## Exercise task
Gather all lines in the entries that include the word "text".

☆ ☆ ☆ ☆ ☆

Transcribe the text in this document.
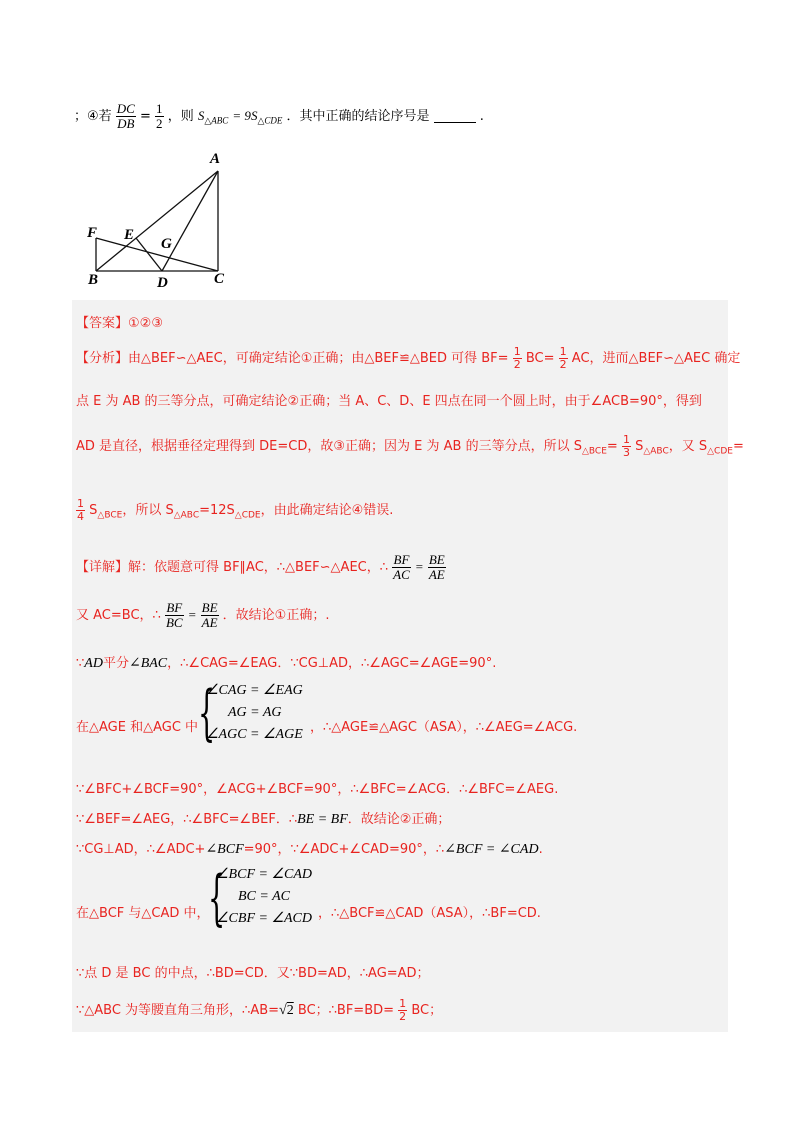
；④若 $\frac{DC}{DB} = \frac{1}{2}$ ，则 $S_{\triangle ABC} = 9S_{\triangle CDE}$ ．其中正确的结论序号是	.
A
F E
G
B	D	C
【答案】①②③
【分析】由△BEF∽△AEC，可确定结论①正确；由△BEF≌△BED 可得 $BF= \frac{1}{2} BC= \frac{1}{2}$ AC，进而△BEF∽△AEC 确定
点 E 为 AB 的三等分点，可确定结论②正确；当 A、C、D、E 四点在同一个圆上时，由于∠ACB=90°，得到
AD 是直径，根据垂径定理得到 DE=CD，故③正确；因为 E 为 AB 的三等分点，所以 $S_{\triangle BCE}= \frac{1}{3} S_{\triangle ABC}$，又 $S_{\triangle CDE}=$
$\frac{1}{4} S_{\triangle BCE}$，所以 $S_{\triangle ABC}=12S_{\triangle CDE}$，由此确定结论④错误.
【详解】解：依题意可得 BF∥AC，∴△BEF∽△AEC，∴ $\frac{BF}{AC} = \frac{BE}{AE}$
又 AC=BC，∴ $\frac{BF}{BC} = \frac{BE}{AE}$ ．故结论①正确；.
∵AD平分∠BAC，∴∠CAG=∠EAG．∵CG⊥AD，∴∠AGC=∠AGE=90°.
{
∠CAG = ∠EAG
AG = AG
∠AGC = ∠AGE
在△AGE 和△AGC 中	，∴△AGE≌△AGC（ASA），∴∠AEG=∠ACG.
∵∠BFC+∠BCF=90°，∠ACG+∠BCF=90°，∴∠BFC=∠ACG．∴∠BFC=∠AEG.
∵∠BEF=∠AEG，∴∠BFC=∠BEF．∴BE = BF．故结论②正确；
∵CG⊥AD，∴∠ADC+∠BCF=90°，∵∠ADC+∠CAD=90°，∴∠BCF = ∠CAD.
{
∠BCF = ∠CAD
BC = AC
∠CBF = ∠ACD
在△BCF 与△CAD 中，	，∴△BCF≌△CAD（ASA），∴BF=CD.
∵点 D 是 BC 的中点，∴BD=CD．又∵BD=AD，∴AG=AD；
∵△ABC 为等腰直角三角形，∴AB=√2 BC；∴BF=BD= $\frac{1}{2}$ BC；
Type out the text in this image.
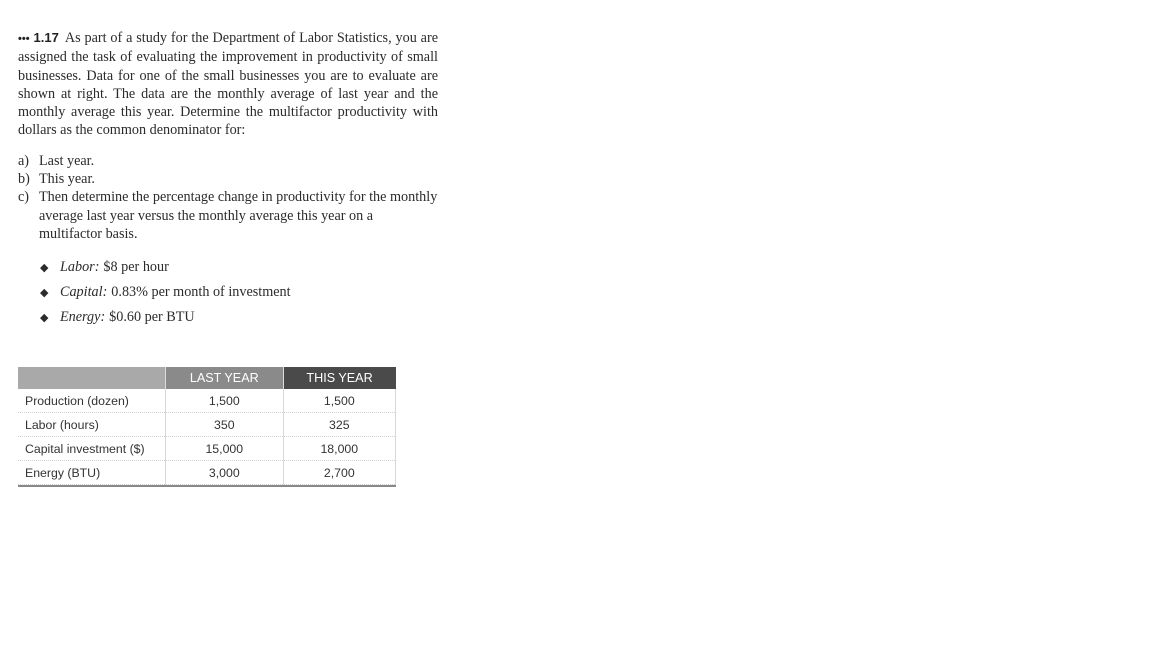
••• 1.17 As part of a study for the Department of Labor Statistics, you are assigned the task of evaluating the improvement in productivity of small businesses. Data for one of the small businesses you are to evaluate are shown at right. The data are the monthly average of last year and the monthly average this year. Determine the multifactor productivity with dollars as the common denominator for:

a) Last year.
b) This year.
c) Then determine the percentage change in productivity for the monthly average last year versus the monthly average this year on a multifactor basis.
◆ Labor: $8 per hour
◆ Capital: 0.83% per month of investment
◆ Energy: $0.60 per BTU
	LAST YEAR	THIS YEAR
Production (dozen)	1,500	1,500
Labor (hours)	350	325
Capital investment ($)	15,000	18,000
Energy (BTU)	3,000	2,700
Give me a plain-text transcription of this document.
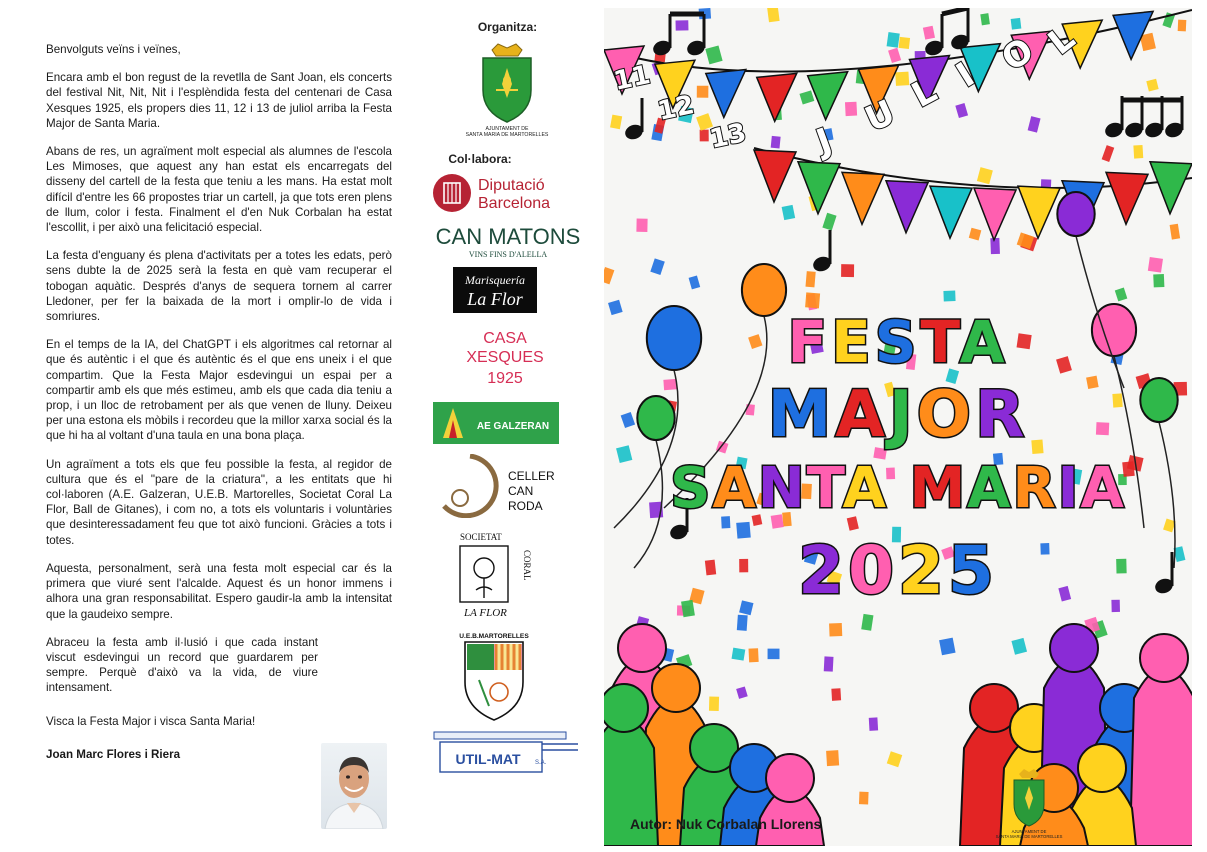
Benvolguts veïns i veïnes,

Encara amb el bon regust de la revetlla de Sant Joan, els concerts del festival Nit, Nit, Nit i l'esplèndida festa del centenari de Casa Xesques 1925, els propers dies 11, 12 i 13 de juliol arriba la Festa Major de Santa Maria.

Abans de res, un agraïment molt especial als alumnes de l'escola Les Mimoses, que aquest any han estat els encarregats del disseny del cartell de la festa que teniu a les mans. Ha estat molt difícil d'entre les 66 propostes triar un cartell, ja que tots eren plens de llum, color i festa. Finalment el d'en Nuk Corbalan ha estat l'escollit, i per això una felicitació especial.

La festa d'enguany és plena d'activitats per a totes les edats, però sens dubte la de 2025 serà la festa en què vam recuperar el tobogan aquàtic. Després d'anys de sequera tornem al carrer Lledoner, per fer la baixada de la mort i omplir-lo de vida i somriures.

En el temps de la IA, del ChatGPT i els algoritmes cal retornar al que és autèntic i el que és autèntic és el que ens uneix i el que compartim. Que la Festa Major esdevingui un espai per a compartir amb els que més estimeu, amb els que cada dia teniu a prop, i un lloc de retrobament per als que venen de lluny. Deixeu per una estona els mòbils i recordeu que la millor xarxa social és la que hi ha al voltant d'una taula en una bona plaça.

Un agraïment a tots els que feu possible la festa, al regidor de cultura que és el "pare de la criatura", a les entitats que hi col·laboren (A.E. Galzeran, U.E.B. Martorelles, Societat Coral La Flor, Ball de Gitanes), i com no, a tots els voluntaris i voluntàries que desinteressadament feu que tot això funcioni. Gràcies a tots i totes.

Aquesta, personalment, serà una festa molt especial car és la primera que viuré sent l'alcalde. Aquest és un honor immens i alhora una gran responsabilitat. Espero gaudir-la amb la intensitat que la gaudeixo sempre.

Abraceu la festa amb il·lusió i que cada instant viscut esdevingui un record que guardarem per sempre. Perquè d'això va la vida, de viure intensament.

Visca la Festa Major i visca Santa Maria!

Joan Marc Flores i Riera

Organitza:
AJUNTAMENT DE
SANTA MARIA DE MARTORELLES
Col·labora:
Diputació
Barcelona
CAN MATONS
VINS FINS D'ALELLA
Marisquería
La Flor
CASA
XESQUES
1925
AE GALZERAN
CELLER
CAN
RODA
SOCIETAT
CORAL
LA FLOR
U.E.B.MARTORELLES
UTIL-MAT S.A.
11
12
13 J
U L I O L
FESTA
MAJOR
SANTA MARIA
2025
Autor: Nuk Corbalan Llorens	AJUNTAMENT DE
SANTA MARIA DE MARTORELLES
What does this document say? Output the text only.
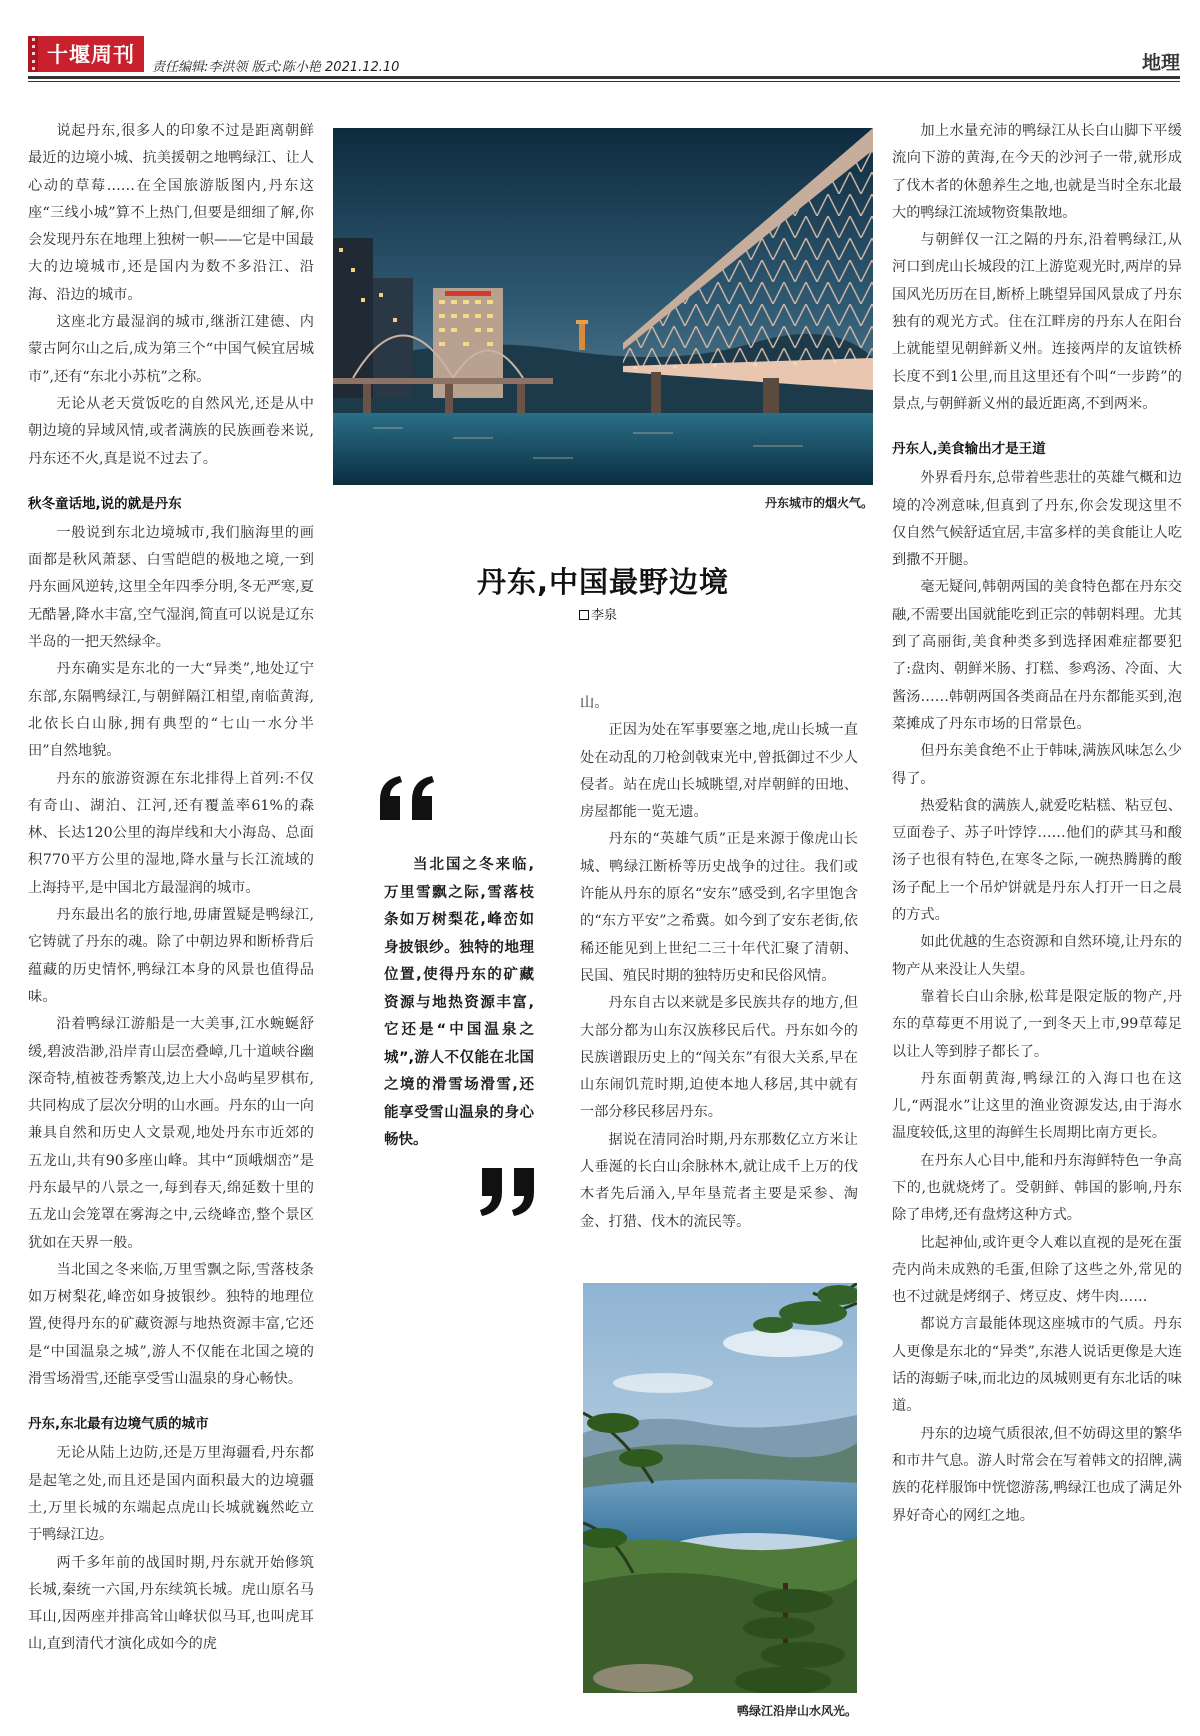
十堰周刊
责任编辑:李洪领 版式:陈小艳 2021.12.10	地理

说起丹东,很多人的印象不过是距离朝鲜最近的边境小城、抗美援朝之地鸭绿江、让人心动的草莓……在全国旅游版图内,丹东这座“三线小城”算不上热门,但要是细细了解,你会发现丹东在地理上独树一帜——它是中国最大的边境城市,还是国内为数不多沿江、沿海、沿边的城市。

这座北方最湿润的城市,继浙江建德、内蒙古阿尔山之后,成为第三个“中国气候宜居城市”,还有“东北小苏杭”之称。

无论从老天赏饭吃的自然风光,还是从中朝边境的异域风情,或者满族的民族画卷来说,丹东还不火,真是说不过去了。

秋冬童话地,说的就是丹东

一般说到东北边境城市,我们脑海里的画面都是秋风萧瑟、白雪皑皑的极地之境,一到丹东画风逆转,这里全年四季分明,冬无严寒,夏无酷暑,降水丰富,空气湿润,简直可以说是辽东半岛的一把天然绿伞。

丹东确实是东北的一大“异类”,地处辽宁东部,东隔鸭绿江,与朝鲜隔江相望,南临黄海,北依长白山脉,拥有典型的“七山一水分半田”自然地貌。

丹东的旅游资源在东北排得上首列:不仅有奇山、湖泊、江河,还有覆盖率61%的森林、长达120公里的海岸线和大小海岛、总面积770平方公里的湿地,降水量与长江流域的上海持平,是中国北方最湿润的城市。

丹东最出名的旅行地,毋庸置疑是鸭绿江,它铸就了丹东的魂。除了中朝边界和断桥背后蕴藏的历史情怀,鸭绿江本身的风景也值得品味。

沿着鸭绿江游船是一大美事,江水蜿蜒舒缓,碧波浩渺,沿岸青山层峦叠嶂,几十道峡谷幽深奇特,植被苍秀繁茂,边上大小岛屿星罗棋布,共同构成了层次分明的山水画。丹东的山一向兼具自然和历史人文景观,地处丹东市近郊的五龙山,共有90多座山峰。其中“顶峨烟峦”是丹东最早的八景之一,每到春天,绵延数十里的五龙山会笼罩在雾海之中,云绕峰峦,整个景区犹如在天界一般。

当北国之冬来临,万里雪飘之际,雪落枝条如万树梨花,峰峦如身披银纱。独特的地理位置,使得丹东的矿藏资源与地热资源丰富,它还是“中国温泉之城”,游人不仅能在北国之境的滑雪场滑雪,还能享受雪山温泉的身心畅快。

丹东,东北最有边境气质的城市

无论从陆上边防,还是万里海疆看,丹东都是起笔之处,而且还是国内面积最大的边境疆土,万里长城的东端起点虎山长城就巍然屹立于鸭绿江边。

两千多年前的战国时期,丹东就开始修筑长城,秦统一六国,丹东续筑长城。虎山原名马耳山,因两座并排高耸山峰状似马耳,也叫虎耳山,直到清代才演化成如今的虎

丹东城市的烟火气。
丹东,中国最野边境
李泉
当北国之冬来临,万里雪飘之际,雪落枝条如万树梨花,峰峦如身披银纱。独特的地理位置,使得丹东的矿藏资源与地热资源丰富,它还是“中国温泉之城”,游人不仅能在北国之境的滑雪场滑雪,还能享受雪山温泉的身心畅快。

山。

正因为处在军事要塞之地,虎山长城一直处在动乱的刀枪剑戟束光中,曾抵御过不少人侵者。站在虎山长城眺望,对岸朝鲜的田地、房屋都能一览无遗。

丹东的“英雄气质”正是来源于像虎山长城、鸭绿江断桥等历史战争的过往。我们或许能从丹东的原名“安东”感受到,名字里饱含的“东方平安”之希冀。如今到了安东老街,依稀还能见到上世纪二三十年代汇聚了清朝、民国、殖民时期的独特历史和民俗风情。

丹东自古以来就是多民族共存的地方,但大部分都为山东汉族移民后代。丹东如今的民族谱跟历史上的“闯关东”有很大关系,早在山东闹饥荒时期,迫使本地人移居,其中就有一部分移民移居丹东。

据说在清同治时期,丹东那数亿立方米让人垂涎的长白山余脉林木,就让成千上万的伐木者先后涌入,早年垦荒者主要是采参、淘金、打猎、伐木的流民等。

鸭绿江沿岸山水风光。

加上水量充沛的鸭绿江从长白山脚下平缓流向下游的黄海,在今天的沙河子一带,就形成了伐木者的休憩养生之地,也就是当时全东北最大的鸭绿江流域物资集散地。

与朝鲜仅一江之隔的丹东,沿着鸭绿江,从河口到虎山长城段的江上游览观光时,两岸的异国风光历历在目,断桥上眺望异国风景成了丹东独有的观光方式。住在江畔房的丹东人在阳台上就能望见朝鲜新义州。连接两岸的友谊铁桥长度不到1公里,而且这里还有个叫“一步跨”的景点,与朝鲜新义州的最近距离,不到两米。

丹东人,美食输出才是王道

外界看丹东,总带着些悲壮的英雄气概和边境的冷冽意味,但真到了丹东,你会发现这里不仅自然气候舒适宜居,丰富多样的美食能让人吃到撒不开腿。

毫无疑问,韩朝两国的美食特色都在丹东交融,不需要出国就能吃到正宗的韩朝料理。尤其到了高丽街,美食种类多到选择困难症都要犯了:盘肉、朝鲜米肠、打糕、参鸡汤、冷面、大酱汤……韩朝两国各类商品在丹东都能买到,泡菜摊成了丹东市场的日常景色。

但丹东美食绝不止于韩味,满族风味怎么少得了。

热爱粘食的满族人,就爱吃粘糕、粘豆包、豆面卷子、苏子叶饽饽……他们的萨其马和酸汤子也很有特色,在寒冬之际,一碗热腾腾的酸汤子配上一个吊炉饼就是丹东人打开一日之晨的方式。

如此优越的生态资源和自然环境,让丹东的物产从来没让人失望。

靠着长白山余脉,松茸是限定版的物产,丹东的草莓更不用说了,一到冬天上市,99草莓足以让人等到脖子都长了。

丹东面朝黄海,鸭绿江的入海口也在这儿,“两混水”让这里的渔业资源发达,由于海水温度较低,这里的海鲜生长周期比南方更长。

在丹东人心目中,能和丹东海鲜特色一争高下的,也就烧烤了。受朝鲜、韩国的影响,丹东除了串烤,还有盘烤这种方式。

比起神仙,或许更令人难以直视的是死在蛋壳内尚未成熟的毛蛋,但除了这些之外,常见的也不过就是烤纲子、烤豆皮、烤牛肉……

都说方言最能体现这座城市的气质。丹东人更像是东北的“异类”,东港人说话更像是大连话的海蛎子味,而北边的凤城则更有东北话的味道。

丹东的边境气质很浓,但不妨碍这里的繁华和市井气息。游人时常会在写着韩文的招牌,满族的花样服饰中恍惚游荡,鸭绿江也成了满足外界好奇心的网红之地。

☆ ☆ ☆ ☆ ☆

## Answer to the problem
Transcribe the text in this document.
Type out the text in this image.
Give me a plain-text transcription of this document.
What does this document say? Output the text only.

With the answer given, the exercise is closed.